▶ Short problem
Go through the listing and return every line with "name" in it.

:: Data listing ::

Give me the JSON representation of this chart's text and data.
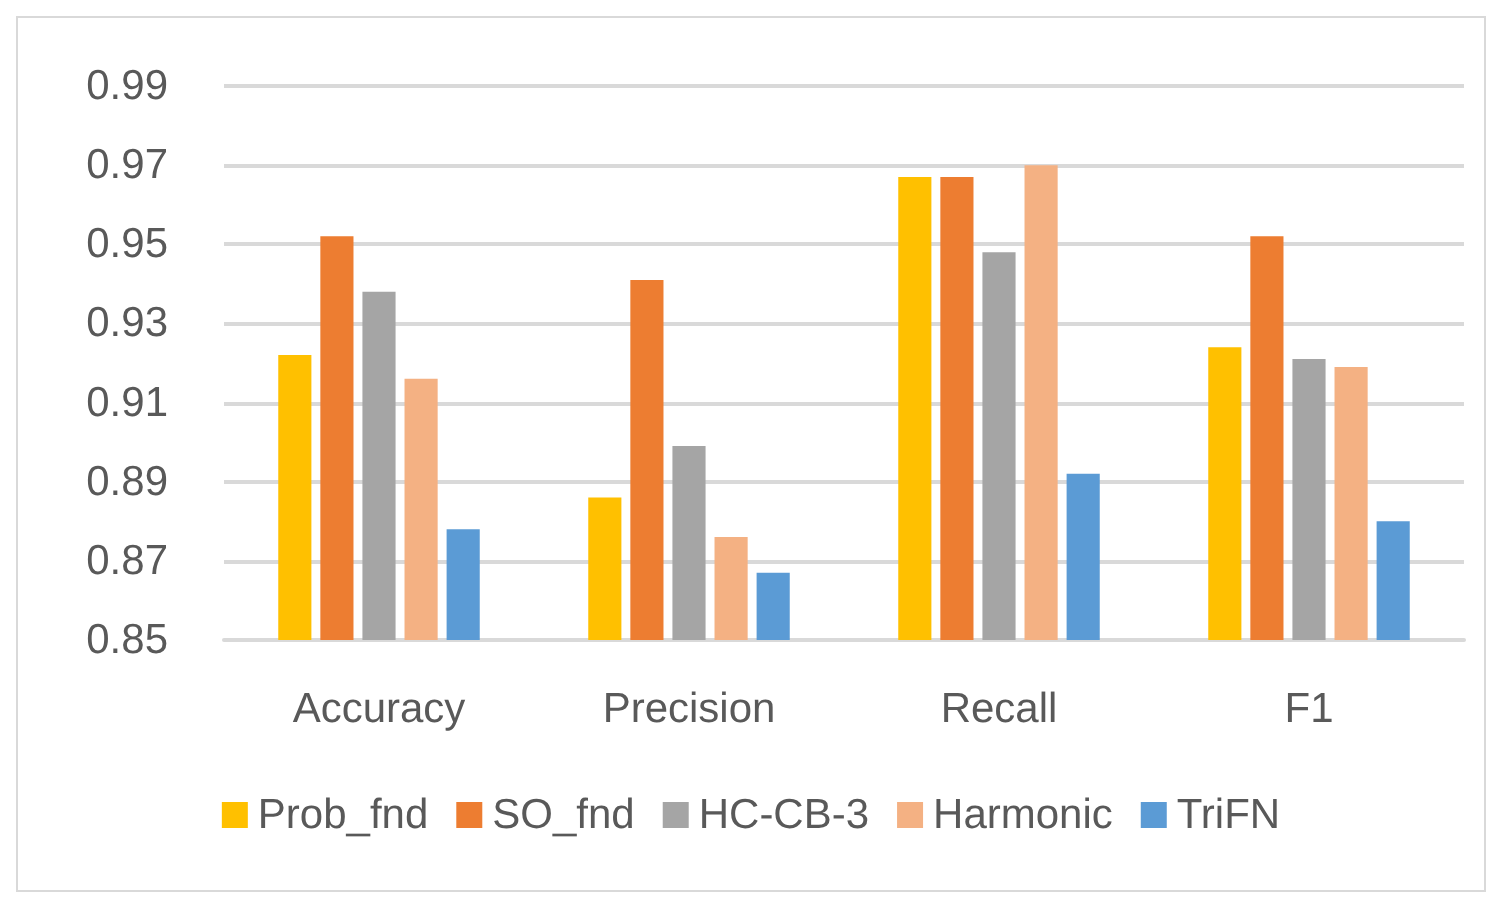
{
  "chart_data": {
    "type": "bar",
    "categories": [
      "Accuracy",
      "Precision",
      "Recall",
      "F1"
    ],
    "series": [
      {
        "name": "Prob_fnd",
        "color": "#ffc000",
        "values": [
          0.922,
          0.886,
          0.967,
          0.924
        ]
      },
      {
        "name": "SO_fnd",
        "color": "#ed7d31",
        "values": [
          0.952,
          0.941,
          0.967,
          0.952
        ]
      },
      {
        "name": "HC-CB-3",
        "color": "#a5a5a5",
        "values": [
          0.938,
          0.899,
          0.948,
          0.921
        ]
      },
      {
        "name": "Harmonic",
        "color": "#f4b183",
        "values": [
          0.916,
          0.876,
          0.97,
          0.919
        ]
      },
      {
        "name": "TriFN",
        "color": "#5b9bd5",
        "values": [
          0.878,
          0.867,
          0.892,
          0.88
        ]
      }
    ],
    "ylim": [
      0.85,
      0.99
    ],
    "yticks": [
      0.85,
      0.87,
      0.89,
      0.91,
      0.93,
      0.95,
      0.97,
      0.99
    ],
    "grid": "y",
    "legend": "bottom"
  }
}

:::

▶ Output below
        "name": "Prob_fnd",
        "name": "SO_fnd",
        "name": "HC-CB-3",
        "name": "Harmonic",
        "name": "TriFN",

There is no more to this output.